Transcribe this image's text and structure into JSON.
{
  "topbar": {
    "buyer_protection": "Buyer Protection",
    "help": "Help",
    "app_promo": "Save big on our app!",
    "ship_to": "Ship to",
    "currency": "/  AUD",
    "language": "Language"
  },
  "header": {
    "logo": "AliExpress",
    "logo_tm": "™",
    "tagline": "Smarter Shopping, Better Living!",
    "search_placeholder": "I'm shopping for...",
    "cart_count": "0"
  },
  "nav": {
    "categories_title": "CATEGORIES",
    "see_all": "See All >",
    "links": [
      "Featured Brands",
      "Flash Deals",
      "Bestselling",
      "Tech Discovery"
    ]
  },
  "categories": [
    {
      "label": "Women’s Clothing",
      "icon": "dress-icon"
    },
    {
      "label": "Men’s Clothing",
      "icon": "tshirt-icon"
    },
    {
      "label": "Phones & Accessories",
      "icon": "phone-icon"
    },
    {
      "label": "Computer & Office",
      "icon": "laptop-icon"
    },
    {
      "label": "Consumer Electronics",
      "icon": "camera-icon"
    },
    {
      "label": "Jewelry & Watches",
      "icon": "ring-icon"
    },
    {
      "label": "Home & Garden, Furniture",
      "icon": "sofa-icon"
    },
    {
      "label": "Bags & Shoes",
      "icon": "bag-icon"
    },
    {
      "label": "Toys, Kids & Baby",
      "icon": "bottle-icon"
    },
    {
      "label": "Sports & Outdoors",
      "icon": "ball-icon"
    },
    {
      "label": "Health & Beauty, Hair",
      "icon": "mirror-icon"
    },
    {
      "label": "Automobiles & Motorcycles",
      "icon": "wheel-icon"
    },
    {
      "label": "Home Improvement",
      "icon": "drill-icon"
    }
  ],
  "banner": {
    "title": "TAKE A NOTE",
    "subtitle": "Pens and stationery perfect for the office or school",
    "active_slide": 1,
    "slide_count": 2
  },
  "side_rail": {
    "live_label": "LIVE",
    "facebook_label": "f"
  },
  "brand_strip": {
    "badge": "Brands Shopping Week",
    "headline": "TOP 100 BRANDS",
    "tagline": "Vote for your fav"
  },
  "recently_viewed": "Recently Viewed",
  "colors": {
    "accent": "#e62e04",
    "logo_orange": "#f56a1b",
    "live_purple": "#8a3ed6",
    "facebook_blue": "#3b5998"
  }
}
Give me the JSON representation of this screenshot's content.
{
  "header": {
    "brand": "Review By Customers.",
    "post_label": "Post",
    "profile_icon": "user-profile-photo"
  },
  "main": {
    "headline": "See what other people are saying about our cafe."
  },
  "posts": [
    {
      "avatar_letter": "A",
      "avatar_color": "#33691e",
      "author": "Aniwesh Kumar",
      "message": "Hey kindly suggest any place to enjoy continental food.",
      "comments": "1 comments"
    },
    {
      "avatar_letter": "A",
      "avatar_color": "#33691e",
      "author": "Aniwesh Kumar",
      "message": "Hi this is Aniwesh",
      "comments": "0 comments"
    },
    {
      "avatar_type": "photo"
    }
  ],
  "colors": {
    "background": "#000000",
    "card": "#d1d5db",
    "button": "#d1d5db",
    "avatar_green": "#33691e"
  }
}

■ **WHAT TO DO**: Set down every record above exactly as given.

■ **WRITTEN RESPONSE**:
Transcribe this image's text and structure into JSON.
{
  "topbar": {
    "buyer_protection": "Buyer Protection",
    "help": "Help",
    "app_promo": "Save big on our app!",
    "ship_to": "Ship to",
    "currency": "/  AUD",
    "language": "Language"
  },
  "header": {
    "logo": "AliExpress",
    "logo_tm": "™",
    "tagline": "Smarter Shopping, Better Living!",
    "search_placeholder": "I'm shopping for...",
    "cart_count": "0"
  },
  "nav": {
    "categories_title": "CATEGORIES",
    "see_all": "See All >",
    "links": [
      "Featured Brands",
      "Flash Deals",
      "Bestselling",
      "Tech Discovery"
    ]
  },
  "categories": [
    {
      "label": "Women’s Clothing",
      "icon": "dress-icon"
    },
    {
      "label": "Men’s Clothing",
      "icon": "tshirt-icon"
    },
    {
      "label": "Phones & Accessories",
      "icon": "phone-icon"
    },
    {
      "label": "Computer & Office",
      "icon": "laptop-icon"
    },
    {
      "label": "Consumer Electronics",
      "icon": "camera-icon"
    },
    {
      "label": "Jewelry & Watches",
      "icon": "ring-icon"
    },
    {
      "label": "Home & Garden, Furniture",
      "icon": "sofa-icon"
    },
    {
      "label": "Bags & Shoes",
      "icon": "bag-icon"
    },
    {
      "label": "Toys, Kids & Baby",
      "icon": "bottle-icon"
    },
    {
      "label": "Sports & Outdoors",
      "icon": "ball-icon"
    },
    {
      "label": "Health & Beauty, Hair",
      "icon": "mirror-icon"
    },
    {
      "label": "Automobiles & Motorcycles",
      "icon": "wheel-icon"
    },
    {
      "label": "Home Improvement",
      "icon": "drill-icon"
    }
  ],
  "banner": {
    "title": "TAKE A NOTE",
    "subtitle": "Pens and stationery perfect for the office or school",
    "active_slide": 1,
    "slide_count": 2
  },
  "side_rail": {
    "live_label": "LIVE",
    "facebook_label": "f"
  },
  "brand_strip": {
    "badge": "Brands Shopping Week",
    "headline": "TOP 100 BRANDS",
    "tagline": "Vote for your fav"
  },
  "recently_viewed": "Recently Viewed",
  "colors": {
    "accent": "#e62e04",
    "logo_orange": "#f56a1b",
    "live_purple": "#8a3ed6",
    "facebook_blue": "#3b5998"
  }
}
Give me the JSON representation of this screenshot's content.
{
  "header": {
    "brand": "Review By Customers.",
    "post_label": "Post",
    "profile_icon": "user-profile-photo"
  },
  "main": {
    "headline": "See what other people are saying about our cafe."
  },
  "posts": [
    {
      "avatar_letter": "A",
      "avatar_color": "#33691e",
      "author": "Aniwesh Kumar",
      "message": "Hey kindly suggest any place to enjoy continental food.",
      "comments": "1 comments"
    },
    {
      "avatar_letter": "A",
      "avatar_color": "#33691e",
      "author": "Aniwesh Kumar",
      "message": "Hi this is Aniwesh",
      "comments": "0 comments"
    },
    {
      "avatar_type": "photo"
    }
  ],
  "colors": {
    "background": "#000000",
    "card": "#d1d5db",
    "button": "#d1d5db",
    "avatar_green": "#33691e"
  }
}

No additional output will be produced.